(What is needed): Gather all lines in the records below that include the word "shown".

'''

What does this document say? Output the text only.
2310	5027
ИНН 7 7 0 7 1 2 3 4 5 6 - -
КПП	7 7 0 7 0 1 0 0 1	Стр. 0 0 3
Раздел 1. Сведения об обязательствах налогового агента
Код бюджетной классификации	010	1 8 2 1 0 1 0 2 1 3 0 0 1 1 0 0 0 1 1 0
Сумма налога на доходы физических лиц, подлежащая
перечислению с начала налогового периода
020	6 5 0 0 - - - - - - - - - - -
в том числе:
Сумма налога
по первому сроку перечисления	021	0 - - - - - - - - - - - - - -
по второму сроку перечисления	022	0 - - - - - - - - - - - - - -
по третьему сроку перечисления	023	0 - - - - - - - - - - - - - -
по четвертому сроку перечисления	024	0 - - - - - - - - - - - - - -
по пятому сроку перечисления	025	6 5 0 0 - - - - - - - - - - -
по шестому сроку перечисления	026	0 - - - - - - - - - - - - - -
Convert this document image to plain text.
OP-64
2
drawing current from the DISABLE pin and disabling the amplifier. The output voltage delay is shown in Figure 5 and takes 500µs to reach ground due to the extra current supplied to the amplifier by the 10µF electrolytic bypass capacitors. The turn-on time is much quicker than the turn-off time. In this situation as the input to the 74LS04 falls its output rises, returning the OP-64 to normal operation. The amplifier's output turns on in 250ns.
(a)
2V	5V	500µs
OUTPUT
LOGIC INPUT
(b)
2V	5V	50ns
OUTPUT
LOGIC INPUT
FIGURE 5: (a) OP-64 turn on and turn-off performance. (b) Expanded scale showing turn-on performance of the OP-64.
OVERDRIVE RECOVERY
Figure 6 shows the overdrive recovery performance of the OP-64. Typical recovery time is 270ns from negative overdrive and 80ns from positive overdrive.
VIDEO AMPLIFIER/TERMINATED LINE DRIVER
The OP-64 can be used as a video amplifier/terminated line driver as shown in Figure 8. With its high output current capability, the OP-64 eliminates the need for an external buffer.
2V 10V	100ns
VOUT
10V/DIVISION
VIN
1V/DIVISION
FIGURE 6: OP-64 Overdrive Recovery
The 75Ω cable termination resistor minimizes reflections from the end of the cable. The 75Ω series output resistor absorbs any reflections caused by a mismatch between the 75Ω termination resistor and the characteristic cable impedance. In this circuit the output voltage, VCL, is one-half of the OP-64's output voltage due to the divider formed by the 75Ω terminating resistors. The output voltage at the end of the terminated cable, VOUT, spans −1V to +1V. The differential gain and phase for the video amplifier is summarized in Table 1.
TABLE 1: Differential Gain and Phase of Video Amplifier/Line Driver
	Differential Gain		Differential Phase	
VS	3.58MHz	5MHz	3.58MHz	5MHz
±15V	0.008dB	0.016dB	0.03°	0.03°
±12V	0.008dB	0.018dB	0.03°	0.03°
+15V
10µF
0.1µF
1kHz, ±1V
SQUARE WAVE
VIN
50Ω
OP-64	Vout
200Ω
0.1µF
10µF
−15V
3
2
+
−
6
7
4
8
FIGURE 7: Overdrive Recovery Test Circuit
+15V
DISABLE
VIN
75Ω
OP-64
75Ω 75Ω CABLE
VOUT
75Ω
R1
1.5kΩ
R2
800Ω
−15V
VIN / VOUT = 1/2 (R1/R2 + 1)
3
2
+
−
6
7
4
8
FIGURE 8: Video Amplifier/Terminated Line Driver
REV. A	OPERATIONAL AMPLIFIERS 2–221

'''

(Answer to this task):
drawing current from the DISABLE pin and disabling the amplifier. The output voltage delay is shown in Figure 5 and takes 500µs to reach ground due to the extra current supplied to the amplifier by the 10µF electrolytic bypass capacitors. The turn-on time is much quicker than the turn-off time. In this situation as the input to the 74LS04 falls its output rises, returning the OP-64 to normal operation. The amplifier's output turns on in 250ns.
The OP-64 can be used as a video amplifier/terminated line driver as shown in Figure 8. With its high output current capability, the OP-64 eliminates the need for an external buffer.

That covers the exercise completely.